**Written instruction**
Each entry below is to be printed verbatim.

[Collection entries]
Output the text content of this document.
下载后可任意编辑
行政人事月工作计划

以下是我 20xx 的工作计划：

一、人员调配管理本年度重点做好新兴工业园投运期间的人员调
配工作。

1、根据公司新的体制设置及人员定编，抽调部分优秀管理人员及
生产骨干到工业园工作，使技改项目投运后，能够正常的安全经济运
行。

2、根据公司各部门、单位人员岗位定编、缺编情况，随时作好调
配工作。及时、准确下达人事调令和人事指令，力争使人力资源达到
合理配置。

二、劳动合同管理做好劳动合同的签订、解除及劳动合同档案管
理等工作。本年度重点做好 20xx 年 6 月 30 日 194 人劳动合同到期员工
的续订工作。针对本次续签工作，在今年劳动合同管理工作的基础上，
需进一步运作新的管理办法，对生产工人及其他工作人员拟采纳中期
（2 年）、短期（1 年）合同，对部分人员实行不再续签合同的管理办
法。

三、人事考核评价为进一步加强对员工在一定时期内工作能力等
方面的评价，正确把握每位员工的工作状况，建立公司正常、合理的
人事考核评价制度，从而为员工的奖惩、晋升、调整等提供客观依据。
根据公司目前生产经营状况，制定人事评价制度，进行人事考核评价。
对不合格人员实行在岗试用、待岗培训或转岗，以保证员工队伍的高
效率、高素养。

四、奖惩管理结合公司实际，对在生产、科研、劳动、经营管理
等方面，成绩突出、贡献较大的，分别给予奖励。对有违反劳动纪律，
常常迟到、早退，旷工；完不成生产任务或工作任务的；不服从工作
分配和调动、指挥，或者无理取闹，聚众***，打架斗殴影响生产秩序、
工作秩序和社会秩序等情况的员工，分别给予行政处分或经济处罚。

**Response below**
Output the text content of this document.
下载后可任意编辑
行政人事月工作计划

以下是我 20xx 的工作计划：

一、人员调配管理本年度重点做好新兴工业园投运期间的人员调
配工作。

1、根据公司新的体制设置及人员定编，抽调部分优秀管理人员及
生产骨干到工业园工作，使技改项目投运后，能够正常的安全经济运
行。

2、根据公司各部门、单位人员岗位定编、缺编情况，随时作好调
配工作。及时、准确下达人事调令和人事指令，力争使人力资源达到
合理配置。

二、劳动合同管理做好劳动合同的签订、解除及劳动合同档案管
理等工作。本年度重点做好 20xx 年 6 月 30 日 194 人劳动合同到期员工
的续订工作。针对本次续签工作，在今年劳动合同管理工作的基础上，
需进一步运作新的管理办法，对生产工人及其他工作人员拟采纳中期
（2 年）、短期（1 年）合同，对部分人员实行不再续签合同的管理办
法。

三、人事考核评价为进一步加强对员工在一定时期内工作能力等
方面的评价，正确把握每位员工的工作状况，建立公司正常、合理的
人事考核评价制度，从而为员工的奖惩、晋升、调整等提供客观依据。
根据公司目前生产经营状况，制定人事评价制度，进行人事考核评价。
对不合格人员实行在岗试用、待岗培训或转岗，以保证员工队伍的高
效率、高素养。

四、奖惩管理结合公司实际，对在生产、科研、劳动、经营管理
等方面，成绩突出、贡献较大的，分别给予奖励。对有违反劳动纪律，
常常迟到、早退，旷工；完不成生产任务或工作任务的；不服从工作
分配和调动、指挥，或者无理取闹，聚众***，打架斗殴影响生产秩序、
工作秩序和社会秩序等情况的员工，分别给予行政处分或经济处罚。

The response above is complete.